Extracted records:
(begin)

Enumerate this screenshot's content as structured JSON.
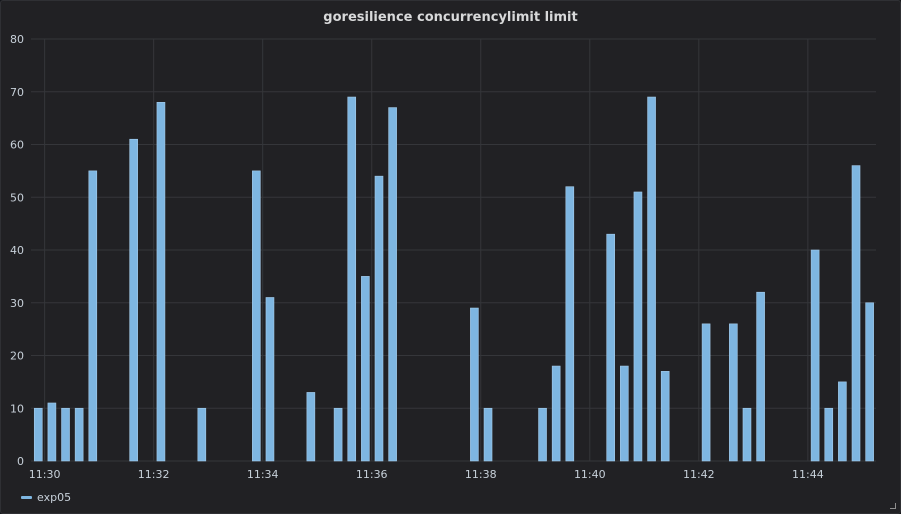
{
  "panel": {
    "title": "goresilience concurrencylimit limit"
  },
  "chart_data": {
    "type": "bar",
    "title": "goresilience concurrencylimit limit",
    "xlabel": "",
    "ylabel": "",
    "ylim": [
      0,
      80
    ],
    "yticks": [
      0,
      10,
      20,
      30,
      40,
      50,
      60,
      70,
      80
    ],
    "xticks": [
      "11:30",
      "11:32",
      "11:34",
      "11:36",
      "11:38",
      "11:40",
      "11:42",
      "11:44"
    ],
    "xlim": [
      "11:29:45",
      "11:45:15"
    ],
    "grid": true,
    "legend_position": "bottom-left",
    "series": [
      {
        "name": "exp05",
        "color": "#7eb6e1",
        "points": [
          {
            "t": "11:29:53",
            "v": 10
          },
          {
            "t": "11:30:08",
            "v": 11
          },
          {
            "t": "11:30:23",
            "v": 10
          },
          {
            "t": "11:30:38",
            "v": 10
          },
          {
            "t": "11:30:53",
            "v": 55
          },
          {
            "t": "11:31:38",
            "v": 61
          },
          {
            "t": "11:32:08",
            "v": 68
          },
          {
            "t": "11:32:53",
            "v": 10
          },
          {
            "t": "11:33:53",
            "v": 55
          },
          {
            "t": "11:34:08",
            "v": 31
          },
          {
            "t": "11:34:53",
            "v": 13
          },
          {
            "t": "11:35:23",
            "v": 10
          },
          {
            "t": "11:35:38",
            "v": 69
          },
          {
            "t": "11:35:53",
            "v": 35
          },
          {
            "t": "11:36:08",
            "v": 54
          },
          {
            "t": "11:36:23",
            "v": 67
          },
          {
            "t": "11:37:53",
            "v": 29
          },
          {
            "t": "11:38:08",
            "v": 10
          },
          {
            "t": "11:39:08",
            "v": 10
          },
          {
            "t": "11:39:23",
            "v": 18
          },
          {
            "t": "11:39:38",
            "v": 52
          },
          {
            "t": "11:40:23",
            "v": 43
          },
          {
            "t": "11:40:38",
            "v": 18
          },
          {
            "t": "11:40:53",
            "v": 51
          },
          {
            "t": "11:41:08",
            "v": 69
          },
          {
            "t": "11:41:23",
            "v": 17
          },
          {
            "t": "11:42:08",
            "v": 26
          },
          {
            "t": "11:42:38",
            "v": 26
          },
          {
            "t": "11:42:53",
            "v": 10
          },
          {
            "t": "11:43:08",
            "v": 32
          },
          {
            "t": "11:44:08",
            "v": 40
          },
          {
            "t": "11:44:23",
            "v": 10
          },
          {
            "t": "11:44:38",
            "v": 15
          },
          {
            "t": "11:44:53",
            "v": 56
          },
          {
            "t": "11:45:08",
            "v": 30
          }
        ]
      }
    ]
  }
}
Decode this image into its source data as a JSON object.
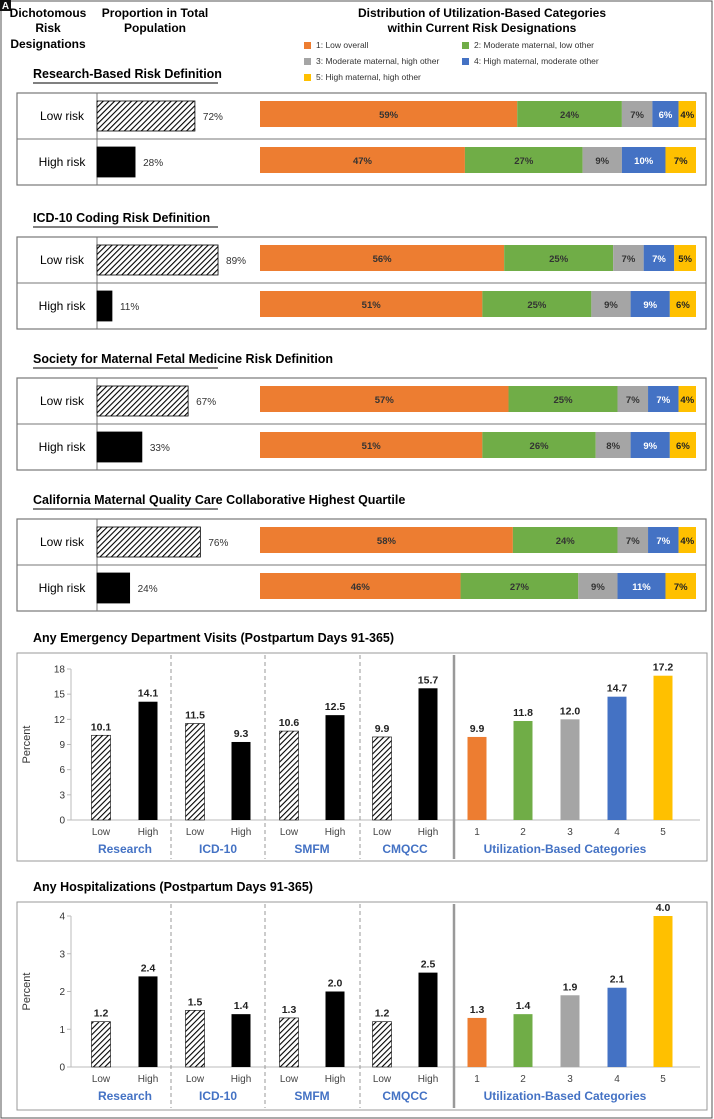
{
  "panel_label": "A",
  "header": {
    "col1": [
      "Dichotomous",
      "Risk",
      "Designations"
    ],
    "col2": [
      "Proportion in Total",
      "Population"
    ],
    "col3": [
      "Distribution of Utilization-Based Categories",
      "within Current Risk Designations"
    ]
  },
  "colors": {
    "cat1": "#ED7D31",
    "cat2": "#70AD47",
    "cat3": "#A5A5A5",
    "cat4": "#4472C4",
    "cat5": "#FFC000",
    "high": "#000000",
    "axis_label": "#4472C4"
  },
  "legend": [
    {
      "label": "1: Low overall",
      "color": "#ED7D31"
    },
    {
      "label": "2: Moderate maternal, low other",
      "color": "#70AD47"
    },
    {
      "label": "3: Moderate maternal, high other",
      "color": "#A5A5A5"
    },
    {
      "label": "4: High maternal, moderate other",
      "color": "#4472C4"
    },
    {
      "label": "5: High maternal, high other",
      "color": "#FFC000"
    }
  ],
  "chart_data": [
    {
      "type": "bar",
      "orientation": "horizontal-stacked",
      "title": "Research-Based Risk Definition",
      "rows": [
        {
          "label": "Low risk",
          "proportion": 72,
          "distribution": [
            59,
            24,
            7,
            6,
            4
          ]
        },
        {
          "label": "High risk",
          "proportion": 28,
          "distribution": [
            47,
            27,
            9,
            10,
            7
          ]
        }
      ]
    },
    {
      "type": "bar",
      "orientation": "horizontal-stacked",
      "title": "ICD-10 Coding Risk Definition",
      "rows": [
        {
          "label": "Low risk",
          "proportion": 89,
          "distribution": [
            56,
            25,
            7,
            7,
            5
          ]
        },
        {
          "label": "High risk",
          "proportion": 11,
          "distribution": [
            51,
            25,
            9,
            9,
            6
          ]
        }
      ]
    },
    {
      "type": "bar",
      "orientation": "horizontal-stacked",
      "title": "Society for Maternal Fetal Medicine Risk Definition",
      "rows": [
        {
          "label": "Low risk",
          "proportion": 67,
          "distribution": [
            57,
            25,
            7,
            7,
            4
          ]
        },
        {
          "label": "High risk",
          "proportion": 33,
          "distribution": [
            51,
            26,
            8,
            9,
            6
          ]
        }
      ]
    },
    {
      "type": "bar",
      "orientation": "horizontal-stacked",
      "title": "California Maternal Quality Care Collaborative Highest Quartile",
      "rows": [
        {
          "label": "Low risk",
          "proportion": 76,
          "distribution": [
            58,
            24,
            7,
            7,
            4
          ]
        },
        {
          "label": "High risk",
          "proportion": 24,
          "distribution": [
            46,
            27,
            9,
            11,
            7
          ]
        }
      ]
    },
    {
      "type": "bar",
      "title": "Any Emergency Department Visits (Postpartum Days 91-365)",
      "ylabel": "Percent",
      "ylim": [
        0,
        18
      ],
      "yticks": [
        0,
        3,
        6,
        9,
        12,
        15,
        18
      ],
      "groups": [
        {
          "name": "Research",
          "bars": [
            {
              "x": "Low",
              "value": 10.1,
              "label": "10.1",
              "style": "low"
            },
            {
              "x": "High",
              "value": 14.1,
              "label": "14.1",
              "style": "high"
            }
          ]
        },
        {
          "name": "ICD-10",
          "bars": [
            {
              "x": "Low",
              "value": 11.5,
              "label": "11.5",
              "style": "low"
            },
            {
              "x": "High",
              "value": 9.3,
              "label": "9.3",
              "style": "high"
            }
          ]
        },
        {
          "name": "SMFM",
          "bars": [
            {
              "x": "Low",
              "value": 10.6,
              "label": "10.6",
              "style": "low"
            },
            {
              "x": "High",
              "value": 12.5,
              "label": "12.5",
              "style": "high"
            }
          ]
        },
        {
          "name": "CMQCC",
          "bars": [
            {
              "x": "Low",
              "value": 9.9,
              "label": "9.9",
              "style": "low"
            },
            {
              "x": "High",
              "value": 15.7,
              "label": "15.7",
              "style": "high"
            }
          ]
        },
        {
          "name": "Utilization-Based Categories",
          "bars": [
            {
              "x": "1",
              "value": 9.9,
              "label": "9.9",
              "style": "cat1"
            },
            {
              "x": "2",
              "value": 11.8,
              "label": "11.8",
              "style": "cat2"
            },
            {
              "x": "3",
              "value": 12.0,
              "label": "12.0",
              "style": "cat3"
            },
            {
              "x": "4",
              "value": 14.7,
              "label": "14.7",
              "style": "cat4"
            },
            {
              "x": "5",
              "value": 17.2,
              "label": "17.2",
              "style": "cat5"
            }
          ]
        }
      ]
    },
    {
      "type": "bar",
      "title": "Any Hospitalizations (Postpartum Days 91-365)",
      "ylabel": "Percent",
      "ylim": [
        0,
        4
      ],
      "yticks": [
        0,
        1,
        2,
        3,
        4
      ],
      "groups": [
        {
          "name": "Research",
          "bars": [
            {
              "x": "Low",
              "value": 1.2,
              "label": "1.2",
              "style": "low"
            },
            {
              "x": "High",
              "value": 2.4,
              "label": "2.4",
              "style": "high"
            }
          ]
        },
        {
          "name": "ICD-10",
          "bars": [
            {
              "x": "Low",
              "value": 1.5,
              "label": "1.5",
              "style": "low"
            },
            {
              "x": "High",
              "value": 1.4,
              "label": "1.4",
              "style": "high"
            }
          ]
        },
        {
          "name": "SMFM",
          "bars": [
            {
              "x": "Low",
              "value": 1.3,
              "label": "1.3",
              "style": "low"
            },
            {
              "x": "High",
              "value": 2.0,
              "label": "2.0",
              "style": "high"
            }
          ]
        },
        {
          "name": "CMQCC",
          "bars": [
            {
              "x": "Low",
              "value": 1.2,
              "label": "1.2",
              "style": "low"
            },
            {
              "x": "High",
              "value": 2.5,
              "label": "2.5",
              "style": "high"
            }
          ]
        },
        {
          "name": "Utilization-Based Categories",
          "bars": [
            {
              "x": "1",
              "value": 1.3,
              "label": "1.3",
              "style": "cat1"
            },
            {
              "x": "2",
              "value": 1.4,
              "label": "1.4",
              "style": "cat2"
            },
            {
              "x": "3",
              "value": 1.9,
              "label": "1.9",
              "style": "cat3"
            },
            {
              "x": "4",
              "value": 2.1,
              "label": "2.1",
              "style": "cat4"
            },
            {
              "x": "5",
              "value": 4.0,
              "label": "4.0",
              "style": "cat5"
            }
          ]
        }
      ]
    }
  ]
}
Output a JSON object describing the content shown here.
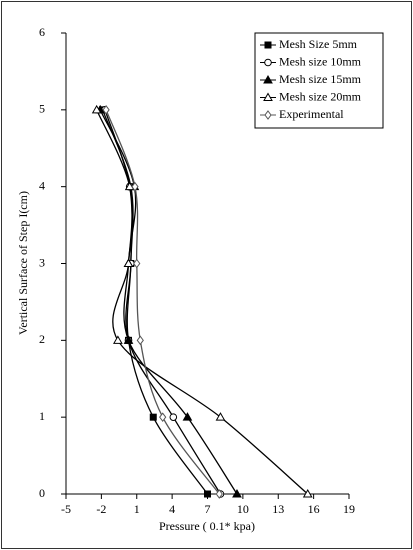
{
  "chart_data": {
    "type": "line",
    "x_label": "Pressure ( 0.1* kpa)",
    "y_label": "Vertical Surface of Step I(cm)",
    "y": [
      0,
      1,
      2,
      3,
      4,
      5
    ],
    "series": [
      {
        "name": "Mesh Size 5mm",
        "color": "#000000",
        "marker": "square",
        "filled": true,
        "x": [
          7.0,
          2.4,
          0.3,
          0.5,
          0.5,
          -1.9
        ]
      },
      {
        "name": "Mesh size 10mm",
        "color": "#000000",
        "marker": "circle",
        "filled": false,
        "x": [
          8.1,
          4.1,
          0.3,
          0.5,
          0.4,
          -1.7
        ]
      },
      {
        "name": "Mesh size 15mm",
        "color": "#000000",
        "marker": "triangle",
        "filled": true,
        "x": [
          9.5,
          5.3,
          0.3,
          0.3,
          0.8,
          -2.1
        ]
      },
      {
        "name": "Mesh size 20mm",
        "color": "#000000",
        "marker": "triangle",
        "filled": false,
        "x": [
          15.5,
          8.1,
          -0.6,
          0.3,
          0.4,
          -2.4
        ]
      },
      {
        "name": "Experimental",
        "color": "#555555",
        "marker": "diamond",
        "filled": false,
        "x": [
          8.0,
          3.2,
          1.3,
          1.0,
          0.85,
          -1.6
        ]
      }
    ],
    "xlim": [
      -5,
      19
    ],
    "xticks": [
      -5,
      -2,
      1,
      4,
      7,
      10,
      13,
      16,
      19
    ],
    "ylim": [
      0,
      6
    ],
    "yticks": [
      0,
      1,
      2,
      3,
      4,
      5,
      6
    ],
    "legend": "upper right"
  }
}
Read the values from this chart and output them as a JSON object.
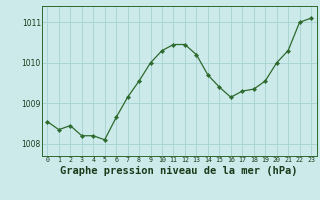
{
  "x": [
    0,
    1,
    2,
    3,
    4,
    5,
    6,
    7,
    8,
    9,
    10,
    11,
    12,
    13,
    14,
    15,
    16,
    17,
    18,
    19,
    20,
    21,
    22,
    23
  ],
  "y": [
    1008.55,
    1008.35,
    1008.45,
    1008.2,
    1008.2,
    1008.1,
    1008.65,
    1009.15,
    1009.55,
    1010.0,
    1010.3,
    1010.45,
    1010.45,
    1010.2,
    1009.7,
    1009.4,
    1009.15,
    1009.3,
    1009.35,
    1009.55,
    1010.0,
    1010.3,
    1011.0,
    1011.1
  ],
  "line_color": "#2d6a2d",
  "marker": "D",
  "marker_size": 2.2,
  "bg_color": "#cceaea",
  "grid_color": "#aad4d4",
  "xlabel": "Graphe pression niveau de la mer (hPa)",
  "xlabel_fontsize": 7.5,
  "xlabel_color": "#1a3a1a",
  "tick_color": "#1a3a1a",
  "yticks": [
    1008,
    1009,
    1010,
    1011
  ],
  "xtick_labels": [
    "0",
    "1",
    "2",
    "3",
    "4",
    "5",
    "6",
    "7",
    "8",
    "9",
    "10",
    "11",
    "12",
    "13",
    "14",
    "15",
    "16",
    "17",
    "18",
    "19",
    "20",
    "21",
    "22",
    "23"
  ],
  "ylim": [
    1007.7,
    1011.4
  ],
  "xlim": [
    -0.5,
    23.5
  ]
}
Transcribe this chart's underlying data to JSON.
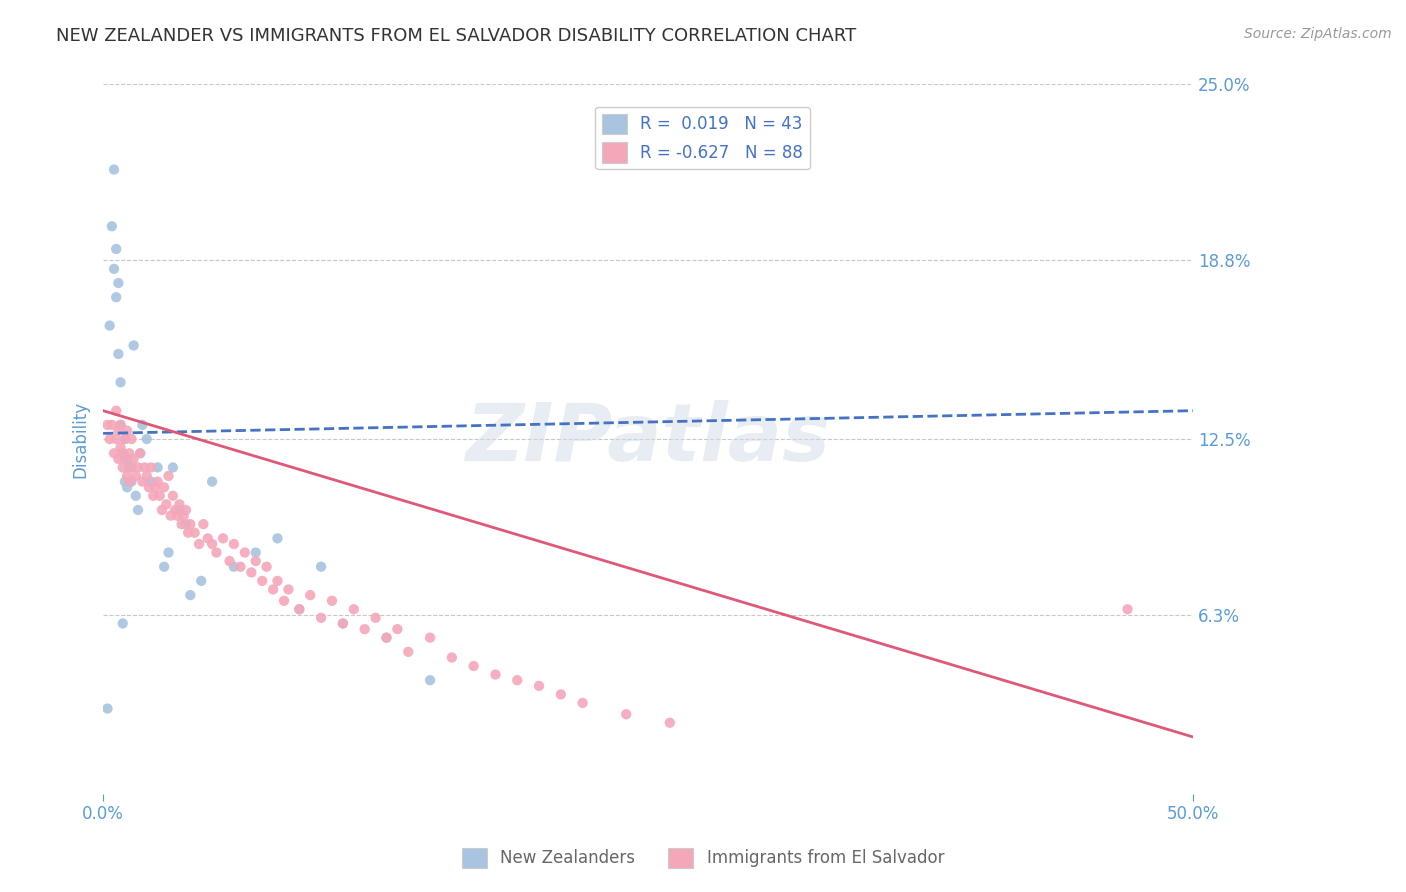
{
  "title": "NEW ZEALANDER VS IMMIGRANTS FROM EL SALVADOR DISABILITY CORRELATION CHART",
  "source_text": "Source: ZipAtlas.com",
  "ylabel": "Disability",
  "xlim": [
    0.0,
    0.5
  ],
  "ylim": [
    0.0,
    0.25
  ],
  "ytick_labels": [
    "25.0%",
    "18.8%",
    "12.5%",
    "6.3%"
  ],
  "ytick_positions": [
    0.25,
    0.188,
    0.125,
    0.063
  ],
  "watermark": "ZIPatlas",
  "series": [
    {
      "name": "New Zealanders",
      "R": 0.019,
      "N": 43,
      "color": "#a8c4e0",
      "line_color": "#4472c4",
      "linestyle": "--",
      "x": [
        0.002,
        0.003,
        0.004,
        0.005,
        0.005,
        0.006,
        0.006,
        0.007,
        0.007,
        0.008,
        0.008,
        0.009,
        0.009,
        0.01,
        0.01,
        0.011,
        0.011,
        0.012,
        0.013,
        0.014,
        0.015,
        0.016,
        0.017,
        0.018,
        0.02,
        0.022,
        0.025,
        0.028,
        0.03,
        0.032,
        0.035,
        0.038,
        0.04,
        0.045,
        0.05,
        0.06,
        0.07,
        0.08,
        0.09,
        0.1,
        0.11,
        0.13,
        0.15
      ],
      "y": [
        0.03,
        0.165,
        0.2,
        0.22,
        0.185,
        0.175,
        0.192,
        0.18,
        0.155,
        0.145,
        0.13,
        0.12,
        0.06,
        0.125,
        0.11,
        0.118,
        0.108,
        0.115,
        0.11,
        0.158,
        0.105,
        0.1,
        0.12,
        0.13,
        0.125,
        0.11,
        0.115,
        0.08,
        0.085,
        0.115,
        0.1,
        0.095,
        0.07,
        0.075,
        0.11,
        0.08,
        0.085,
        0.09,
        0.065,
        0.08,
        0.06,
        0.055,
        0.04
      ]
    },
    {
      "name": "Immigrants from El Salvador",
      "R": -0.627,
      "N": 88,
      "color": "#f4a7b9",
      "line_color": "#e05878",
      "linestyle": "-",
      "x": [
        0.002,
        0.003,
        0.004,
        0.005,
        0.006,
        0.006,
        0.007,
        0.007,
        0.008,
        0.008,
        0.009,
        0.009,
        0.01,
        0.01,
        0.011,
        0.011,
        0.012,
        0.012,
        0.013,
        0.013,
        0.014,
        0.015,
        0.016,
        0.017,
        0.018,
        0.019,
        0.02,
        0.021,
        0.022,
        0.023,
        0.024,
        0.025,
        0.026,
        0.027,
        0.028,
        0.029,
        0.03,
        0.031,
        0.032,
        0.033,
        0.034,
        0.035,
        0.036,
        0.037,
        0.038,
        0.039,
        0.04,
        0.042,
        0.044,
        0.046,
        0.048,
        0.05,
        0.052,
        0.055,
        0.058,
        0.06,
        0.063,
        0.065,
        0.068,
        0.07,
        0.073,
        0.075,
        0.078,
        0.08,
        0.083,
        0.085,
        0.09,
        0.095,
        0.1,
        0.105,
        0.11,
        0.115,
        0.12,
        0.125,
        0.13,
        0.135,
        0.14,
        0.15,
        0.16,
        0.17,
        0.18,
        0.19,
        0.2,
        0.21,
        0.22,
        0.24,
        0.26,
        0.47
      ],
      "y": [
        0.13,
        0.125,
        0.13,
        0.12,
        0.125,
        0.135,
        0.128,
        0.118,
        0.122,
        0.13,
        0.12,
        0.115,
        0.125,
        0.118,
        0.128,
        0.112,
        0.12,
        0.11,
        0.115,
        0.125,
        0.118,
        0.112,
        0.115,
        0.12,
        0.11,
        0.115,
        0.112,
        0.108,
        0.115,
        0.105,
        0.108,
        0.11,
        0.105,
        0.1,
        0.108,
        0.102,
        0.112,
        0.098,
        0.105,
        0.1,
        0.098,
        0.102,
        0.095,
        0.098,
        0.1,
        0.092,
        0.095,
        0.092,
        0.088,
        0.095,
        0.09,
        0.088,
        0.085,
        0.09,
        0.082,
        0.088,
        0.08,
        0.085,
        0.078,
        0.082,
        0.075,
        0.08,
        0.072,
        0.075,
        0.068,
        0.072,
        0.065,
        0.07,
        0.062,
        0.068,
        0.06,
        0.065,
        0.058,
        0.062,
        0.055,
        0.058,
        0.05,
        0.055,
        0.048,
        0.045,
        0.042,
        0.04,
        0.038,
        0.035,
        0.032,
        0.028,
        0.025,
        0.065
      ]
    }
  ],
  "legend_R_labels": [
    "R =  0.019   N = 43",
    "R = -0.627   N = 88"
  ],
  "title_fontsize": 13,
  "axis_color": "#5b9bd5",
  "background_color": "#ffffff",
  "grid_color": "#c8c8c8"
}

(end)

● **Problem**: Pick out every line above that holds the word "concurrencylimit" and copy it.

● **Exercise answer**:
    "title": "goresilience concurrencylimit limit"
    "title": "goresilience concurrencylimit limit",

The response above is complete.